*EXERCISES TO COMPLETE:*
A: In the text on image button alt text, what should the alt attribute on an image input describe?
B: From the text on image button alt text, write out the part that begins with the words containing "2. Keep it short" and ends with "clicking it does.".

*TEXT SHOWN:*
★ ★ ★ ★ ★

Input image alt refers to the alternative text on <input type="image"> elements — image-based form buttons that act like submit buttons but use a picture instead of standard button text. Since the button's purpose is communicated entirely through the image, screen readers need an alt attribute to tell users what the button actually does. Without it, the button is a complete mystery to anyone who cannot see it.

Why It Matters

  • Screen reader users cannot see the image. An image-based submit button without alt text is announced as something generic like "image button" or sometimes just the filename. Users have no way to know what clicking it will do.
  • It is a form control, not just decoration. Unlike a decorative image that can have an empty alt, a form button performs an action. Users need to know what action — "Search," "Submit Order," "Add to Cart" — before they click.
  • Keyboard users rely on clear labels. People navigating with a keyboard tab through form controls. When they land on an image button with no label, they are stuck guessing what it does.
  • It is a basic accessibility requirement. Providing alt text on image inputs is required by accessibility guidelines. It is one of the simplest checks and one of the most commonly failed.

How to Fix It

  1. Add an alt attribute that describes the action. Use text that tells the user what the button does: <input type="image" src="/search.png" alt="Search">. Focus on the action, not the image appearance.
  2. Keep it short and action-oriented. The alt text should be a brief label — "Submit," "Search," "Add to Cart," "Log In." Do not describe what the image looks like; describe what clicking it does.
  3. Consider using a regular button instead. In most cases, a standard <button> element with text (styled with CSS) is more accessible, more flexible, and easier to maintain than an image input.
  4. Test with a screen reader. Tab to the image button and listen to what the screen reader announces. If it says something unhelpful like "unlabeled image button" or reads a filename, your alt text is missing or wrong.

★ ★ ★ ★ ★

*RECORDED DATA:*
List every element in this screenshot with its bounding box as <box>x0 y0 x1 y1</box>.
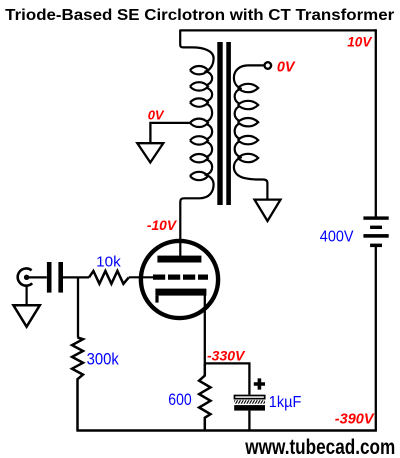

★ ★ ★ ★ ★

*ANSWERS TO THE EXERCISE:*
A: The action the button performs (what clicking it does), not what the image looks like.

B:
2. Keep it short and action-oriented. The alt text should be a brief label — "Submit," "Search," "Add to Cart," "Log In." Do not describe what the image looks like; describe what clicking it does.